Assigned task 1> From the hospital communication text, extract the passage starting at "- Communicating and" and ending at "transfers (50 percent).".
Assigned task 2> In the hospital communication text, what percentage of hospitals surveyed expressed concerns about communication inefficiencies during the patient discharge process?

Text section>
# # #

Once again an alarm has been sounded about critical communication issues between providers and patients. This week’s Healthcare Informatics includes an article entitled “Report: Hospitals Concerned with Clinical Communication during Patient Discharges”. We agree that communication is an critical issue throughout the patient’s journey, whether it begins in the doctor’s office or at the hospital admissions counter.
According to the article, “Ninety-five percent of hospitals in a recent survey expressed concerns about communication inefficiencies during the patient discharge process.” Those inefficiencies can adversely affect health, especially when it comes to important matters like medication adherence. Forty-five percent of hospitals expressed concerns about the complexity of communications needed to accurately identify and “…resolve potential conflicts for all patient medications prescribed or taken before, during, and after hospitalization.” In other words, communication within the care team can directly impact patients’ ability to understand proper medication dosing after they go home.
Hospitals also expressed concerns about the adverse effects of poor communication on other patient care issues, including:
- Coordination of external community-based resources required to support patients, family members, and caregivers post-discharge (85 percent of respondents).
- Communicating and collaborating with members of multidisciplinary teams (80 percent).
- Efficiently and safely transitioning patients from one medical service to another; (65 percent).
- Coordinating with ancillary departments for patient procedures and tests, and then coordinating their transfers (50 percent).
Sean Kelly, M.D., chief medical officer at Imprivata, the company that conducted the survey added, “The respondents to this survey reiterate an unfortunate truth—some care settings are burdened with outdated, inefficient communications technologies and processes that not only slow down care providers, but also jeopardize the safety of patients.”
Getting It Right The First Time
All of this makes us think about the importance of face-to-face communication with patients in the doctor’s office. Whether it is registering them, setting up preauthorization, insurance verification or offering them a written prescription, communication is essential for patient understanding and compliance.
When it comes to setting up a patient pay schedule, nothing can replace transparency and clear, in-person communication of the patient’s responsibility. It can engage the patient in understanding what services are covered by their insurance and which are not. It can also empower them to take part in the development of patient pay arrangements and lead to more successful compliance with that plan.
Of course this communication cannot take place unless the physician’s office has insurance verification at the time of the patient’s visit and staff has a viable patient pay estimate in hand. Implementing the latest revenue cycle management software gives staff these capabilities and insights. It improves cash flow, accounts receivables, and can reduce collection costs.
Finding The Right Solutions for Value-based Reimbursements
As we move from fee-for-service to value-based reimbursements, incorporating leading-edge technology into infrastructure becomes even more essential. Analytics must provide the data necessary to analyze claims success and manage denial appeals. Staff must be able to understand and rely upon the technology for everyday use. Interoperability is essential to facilitate office interactions with affiliated hospitals, specialists and outpatient services. Care coordination must be streamlined and technology must support referrals and other patient care functions. These issues were also discussed in a recent post by Open Minds, entitled, Taking A Functional Approach To Succeeding With Value-Based Reimbursement
Healthcare has to move forward quickly to learn how to communicate and improve provider-patient understanding. One British hospital went so far as to consult with the Ferrari F1 pit crew to develop better communication techniques and manage life-and-death details during patient hand-offs.

# # #

Extracted material>
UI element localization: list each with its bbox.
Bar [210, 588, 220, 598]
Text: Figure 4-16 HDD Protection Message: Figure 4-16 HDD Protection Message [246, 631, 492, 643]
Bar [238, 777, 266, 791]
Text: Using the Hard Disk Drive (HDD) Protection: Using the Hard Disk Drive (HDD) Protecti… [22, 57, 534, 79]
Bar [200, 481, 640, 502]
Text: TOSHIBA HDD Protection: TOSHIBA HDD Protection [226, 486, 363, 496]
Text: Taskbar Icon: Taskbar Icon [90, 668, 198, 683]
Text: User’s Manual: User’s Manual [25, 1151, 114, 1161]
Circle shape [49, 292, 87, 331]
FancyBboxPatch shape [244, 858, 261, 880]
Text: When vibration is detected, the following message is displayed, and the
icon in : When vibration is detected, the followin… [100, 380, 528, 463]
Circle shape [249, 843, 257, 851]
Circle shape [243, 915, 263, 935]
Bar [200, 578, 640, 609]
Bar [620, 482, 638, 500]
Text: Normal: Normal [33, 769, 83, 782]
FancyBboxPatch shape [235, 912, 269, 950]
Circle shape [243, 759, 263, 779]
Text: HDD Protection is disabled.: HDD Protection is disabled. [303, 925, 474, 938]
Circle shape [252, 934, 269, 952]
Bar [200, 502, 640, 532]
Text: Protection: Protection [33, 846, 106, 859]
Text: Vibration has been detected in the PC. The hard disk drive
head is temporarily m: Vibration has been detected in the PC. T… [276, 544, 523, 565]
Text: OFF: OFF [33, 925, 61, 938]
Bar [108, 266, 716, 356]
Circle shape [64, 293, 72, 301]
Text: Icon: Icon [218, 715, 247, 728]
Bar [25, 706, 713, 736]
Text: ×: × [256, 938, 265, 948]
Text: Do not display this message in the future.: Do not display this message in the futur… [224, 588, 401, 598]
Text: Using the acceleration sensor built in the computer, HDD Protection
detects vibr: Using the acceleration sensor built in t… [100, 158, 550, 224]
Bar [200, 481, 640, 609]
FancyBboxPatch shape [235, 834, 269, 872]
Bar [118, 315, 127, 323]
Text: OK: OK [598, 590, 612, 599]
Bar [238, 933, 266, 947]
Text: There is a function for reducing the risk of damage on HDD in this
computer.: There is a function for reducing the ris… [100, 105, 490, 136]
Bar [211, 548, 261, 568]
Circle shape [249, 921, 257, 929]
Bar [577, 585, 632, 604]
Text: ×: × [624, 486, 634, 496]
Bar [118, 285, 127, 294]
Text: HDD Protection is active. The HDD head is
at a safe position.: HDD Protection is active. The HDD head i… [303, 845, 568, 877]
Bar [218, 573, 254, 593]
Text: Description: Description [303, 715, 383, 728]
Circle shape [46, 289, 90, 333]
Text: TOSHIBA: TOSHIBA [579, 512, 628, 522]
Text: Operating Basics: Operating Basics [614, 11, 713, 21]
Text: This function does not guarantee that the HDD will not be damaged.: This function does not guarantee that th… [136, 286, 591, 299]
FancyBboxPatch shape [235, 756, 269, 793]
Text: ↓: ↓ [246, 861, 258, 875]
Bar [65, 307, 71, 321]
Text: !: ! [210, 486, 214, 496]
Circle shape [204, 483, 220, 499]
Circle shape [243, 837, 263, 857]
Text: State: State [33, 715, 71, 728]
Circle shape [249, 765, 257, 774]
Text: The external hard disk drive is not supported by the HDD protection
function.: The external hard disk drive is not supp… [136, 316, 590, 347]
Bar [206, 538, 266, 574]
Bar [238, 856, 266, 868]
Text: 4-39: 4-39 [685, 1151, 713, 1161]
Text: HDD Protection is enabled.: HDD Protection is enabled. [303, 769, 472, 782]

# # #

Problem solution 1>
- Communicating and collaborating with members of multidisciplinary teams (80 percent).
- Efficiently and safely transitioning patients from one medical service to another; (65 percent).
- Coordinating with ancillary departments for patient procedures and tests, and then coordinating their transfers (50 percent).

Problem solution 2> Ninety-five percent.